**The task:** Quote every line of the material beneath this one.
════════
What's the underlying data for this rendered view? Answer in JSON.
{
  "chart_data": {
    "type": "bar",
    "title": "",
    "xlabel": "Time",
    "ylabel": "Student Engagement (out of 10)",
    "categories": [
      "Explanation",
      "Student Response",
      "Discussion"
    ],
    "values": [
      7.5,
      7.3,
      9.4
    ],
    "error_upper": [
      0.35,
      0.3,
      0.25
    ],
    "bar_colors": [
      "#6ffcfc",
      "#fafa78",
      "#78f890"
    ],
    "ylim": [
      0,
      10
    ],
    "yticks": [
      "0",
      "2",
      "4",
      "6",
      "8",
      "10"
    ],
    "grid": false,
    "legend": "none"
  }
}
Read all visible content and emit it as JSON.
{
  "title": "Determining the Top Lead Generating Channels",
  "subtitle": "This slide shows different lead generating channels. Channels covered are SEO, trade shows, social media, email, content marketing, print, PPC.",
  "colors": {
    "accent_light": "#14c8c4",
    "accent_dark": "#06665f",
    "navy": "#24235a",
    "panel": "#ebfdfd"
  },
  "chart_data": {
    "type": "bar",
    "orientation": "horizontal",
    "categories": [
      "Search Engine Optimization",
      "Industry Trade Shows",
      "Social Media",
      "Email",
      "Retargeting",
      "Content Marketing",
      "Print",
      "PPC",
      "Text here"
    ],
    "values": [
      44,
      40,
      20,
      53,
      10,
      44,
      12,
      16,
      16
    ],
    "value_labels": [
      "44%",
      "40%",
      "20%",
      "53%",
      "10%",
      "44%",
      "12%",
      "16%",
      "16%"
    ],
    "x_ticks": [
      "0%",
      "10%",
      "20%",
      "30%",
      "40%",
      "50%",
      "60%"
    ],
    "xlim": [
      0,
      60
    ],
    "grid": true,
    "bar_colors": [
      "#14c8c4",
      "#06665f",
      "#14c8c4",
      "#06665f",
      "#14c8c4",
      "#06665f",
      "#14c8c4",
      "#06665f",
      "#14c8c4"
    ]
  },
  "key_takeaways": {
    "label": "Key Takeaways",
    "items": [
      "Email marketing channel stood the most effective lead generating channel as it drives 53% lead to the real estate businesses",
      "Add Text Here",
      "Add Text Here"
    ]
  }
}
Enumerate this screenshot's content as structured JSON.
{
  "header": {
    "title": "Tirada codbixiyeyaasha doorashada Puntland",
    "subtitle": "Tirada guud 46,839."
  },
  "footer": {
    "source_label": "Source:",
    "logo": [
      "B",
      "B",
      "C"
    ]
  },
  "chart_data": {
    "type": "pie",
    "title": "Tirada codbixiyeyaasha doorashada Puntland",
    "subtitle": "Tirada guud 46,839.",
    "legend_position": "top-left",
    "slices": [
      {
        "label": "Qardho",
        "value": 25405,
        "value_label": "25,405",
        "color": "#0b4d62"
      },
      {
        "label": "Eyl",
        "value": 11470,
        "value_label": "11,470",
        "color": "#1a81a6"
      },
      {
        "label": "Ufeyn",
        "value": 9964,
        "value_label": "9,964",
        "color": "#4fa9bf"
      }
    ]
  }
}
════════
**Answer below:**
What's the underlying data for this rendered view? Answer in JSON.
{
  "chart_data": {
    "type": "bar",
    "title": "",
    "xlabel": "Time",
    "ylabel": "Student Engagement (out of 10)",
    "categories": [
      "Explanation",
      "Student Response",
      "Discussion"
    ],
    "values": [
      7.5,
      7.3,
      9.4
    ],
    "error_upper": [
      0.35,
      0.3,
      0.25
    ],
    "bar_colors": [
      "#6ffcfc",
      "#fafa78",
      "#78f890"
    ],
    "ylim": [
      0,
      10
    ],
    "yticks": [
      "0",
      "2",
      "4",
      "6",
      "8",
      "10"
    ],
    "grid": false,
    "legend": "none"
  }
}
Read all visible content and emit it as JSON.
{
  "title": "Determining the Top Lead Generating Channels",
  "subtitle": "This slide shows different lead generating channels. Channels covered are SEO, trade shows, social media, email, content marketing, print, PPC.",
  "colors": {
    "accent_light": "#14c8c4",
    "accent_dark": "#06665f",
    "navy": "#24235a",
    "panel": "#ebfdfd"
  },
  "chart_data": {
    "type": "bar",
    "orientation": "horizontal",
    "categories": [
      "Search Engine Optimization",
      "Industry Trade Shows",
      "Social Media",
      "Email",
      "Retargeting",
      "Content Marketing",
      "Print",
      "PPC",
      "Text here"
    ],
    "values": [
      44,
      40,
      20,
      53,
      10,
      44,
      12,
      16,
      16
    ],
    "value_labels": [
      "44%",
      "40%",
      "20%",
      "53%",
      "10%",
      "44%",
      "12%",
      "16%",
      "16%"
    ],
    "x_ticks": [
      "0%",
      "10%",
      "20%",
      "30%",
      "40%",
      "50%",
      "60%"
    ],
    "xlim": [
      0,
      60
    ],
    "grid": true,
    "bar_colors": [
      "#14c8c4",
      "#06665f",
      "#14c8c4",
      "#06665f",
      "#14c8c4",
      "#06665f",
      "#14c8c4",
      "#06665f",
      "#14c8c4"
    ]
  },
  "key_takeaways": {
    "label": "Key Takeaways",
    "items": [
      "Email marketing channel stood the most effective lead generating channel as it drives 53% lead to the real estate businesses",
      "Add Text Here",
      "Add Text Here"
    ]
  }
}
Enumerate this screenshot's content as structured JSON.
{
  "header": {
    "title": "Tirada codbixiyeyaasha doorashada Puntland",
    "subtitle": "Tirada guud 46,839."
  },
  "footer": {
    "source_label": "Source:",
    "logo": [
      "B",
      "B",
      "C"
    ]
  },
  "chart_data": {
    "type": "pie",
    "title": "Tirada codbixiyeyaasha doorashada Puntland",
    "subtitle": "Tirada guud 46,839.",
    "legend_position": "top-left",
    "slices": [
      {
        "label": "Qardho",
        "value": 25405,
        "value_label": "25,405",
        "color": "#0b4d62"
      },
      {
        "label": "Eyl",
        "value": 11470,
        "value_label": "11,470",
        "color": "#1a81a6"
      },
      {
        "label": "Ufeyn",
        "value": 9964,
        "value_label": "9,964",
        "color": "#4fa9bf"
      }
    ]
  }
}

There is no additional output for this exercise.